▶ _Exercise details_: Below are the records. Gather each line that holds "Shift".

Data records
::::::::::

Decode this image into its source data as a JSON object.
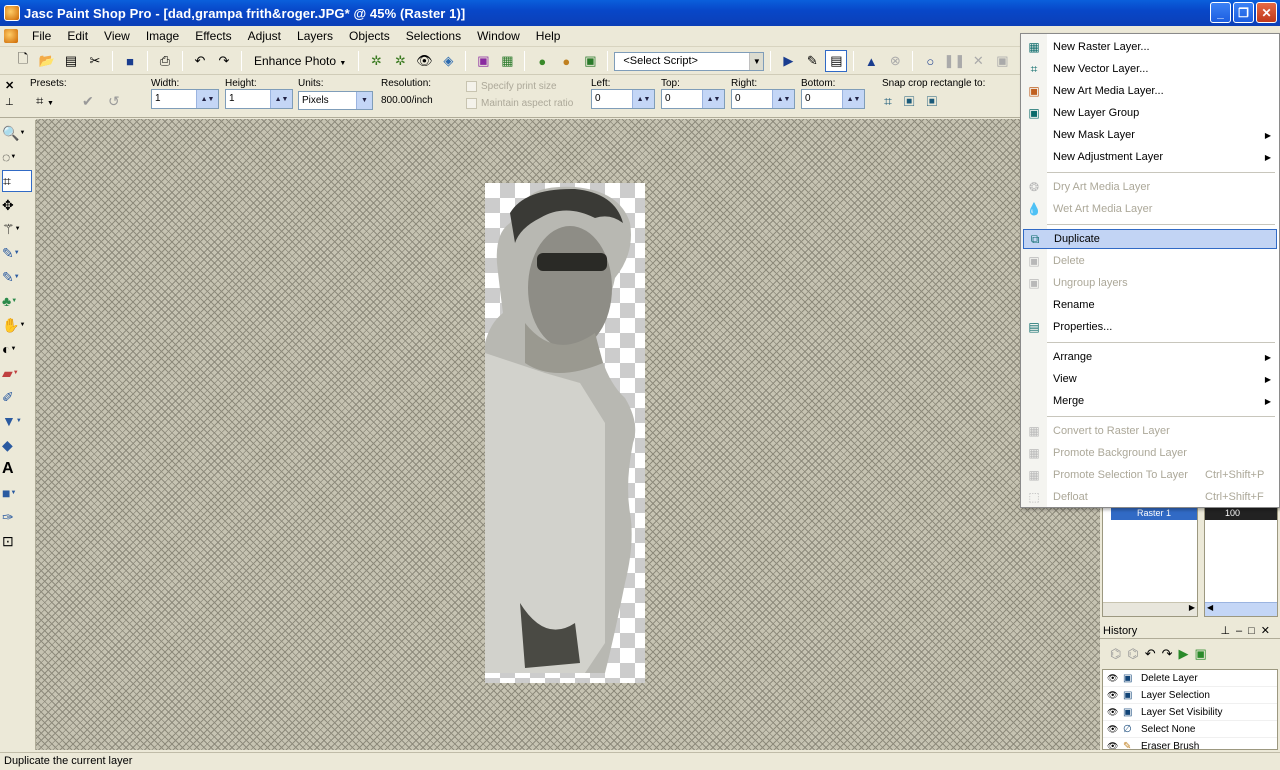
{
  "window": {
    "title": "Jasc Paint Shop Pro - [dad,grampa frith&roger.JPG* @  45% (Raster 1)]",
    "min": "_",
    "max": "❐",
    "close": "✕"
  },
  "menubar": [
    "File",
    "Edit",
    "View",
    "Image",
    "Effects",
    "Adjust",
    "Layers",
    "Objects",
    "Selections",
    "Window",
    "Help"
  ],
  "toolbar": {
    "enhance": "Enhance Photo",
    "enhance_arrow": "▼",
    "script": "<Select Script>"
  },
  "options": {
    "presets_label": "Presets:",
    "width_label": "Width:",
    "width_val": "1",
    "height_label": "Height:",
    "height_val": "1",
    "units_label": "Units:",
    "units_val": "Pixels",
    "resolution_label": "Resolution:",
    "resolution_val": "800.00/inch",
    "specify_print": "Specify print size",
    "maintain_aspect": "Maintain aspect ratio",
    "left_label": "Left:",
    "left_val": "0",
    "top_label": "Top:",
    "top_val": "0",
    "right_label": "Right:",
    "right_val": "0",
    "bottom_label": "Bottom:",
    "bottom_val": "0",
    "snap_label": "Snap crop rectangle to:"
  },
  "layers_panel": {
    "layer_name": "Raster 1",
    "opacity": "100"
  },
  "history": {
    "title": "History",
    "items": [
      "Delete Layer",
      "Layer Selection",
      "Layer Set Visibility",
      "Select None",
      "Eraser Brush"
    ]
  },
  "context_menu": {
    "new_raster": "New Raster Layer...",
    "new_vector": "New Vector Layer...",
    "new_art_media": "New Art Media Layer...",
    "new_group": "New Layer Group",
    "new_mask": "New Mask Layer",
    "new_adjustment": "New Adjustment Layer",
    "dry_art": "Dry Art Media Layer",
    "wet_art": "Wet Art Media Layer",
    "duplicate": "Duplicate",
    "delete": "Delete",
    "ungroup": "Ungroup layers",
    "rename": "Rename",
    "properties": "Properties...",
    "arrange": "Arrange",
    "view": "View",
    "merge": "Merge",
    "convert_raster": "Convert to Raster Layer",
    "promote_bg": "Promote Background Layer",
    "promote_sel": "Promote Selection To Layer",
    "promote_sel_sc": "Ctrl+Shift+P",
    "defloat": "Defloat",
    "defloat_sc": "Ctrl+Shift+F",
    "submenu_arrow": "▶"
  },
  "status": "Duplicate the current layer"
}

::::::::::

▶ _Response_:
    "promote_sel_sc": "Ctrl+Shift+P",
    "defloat_sc": "Ctrl+Shift+F",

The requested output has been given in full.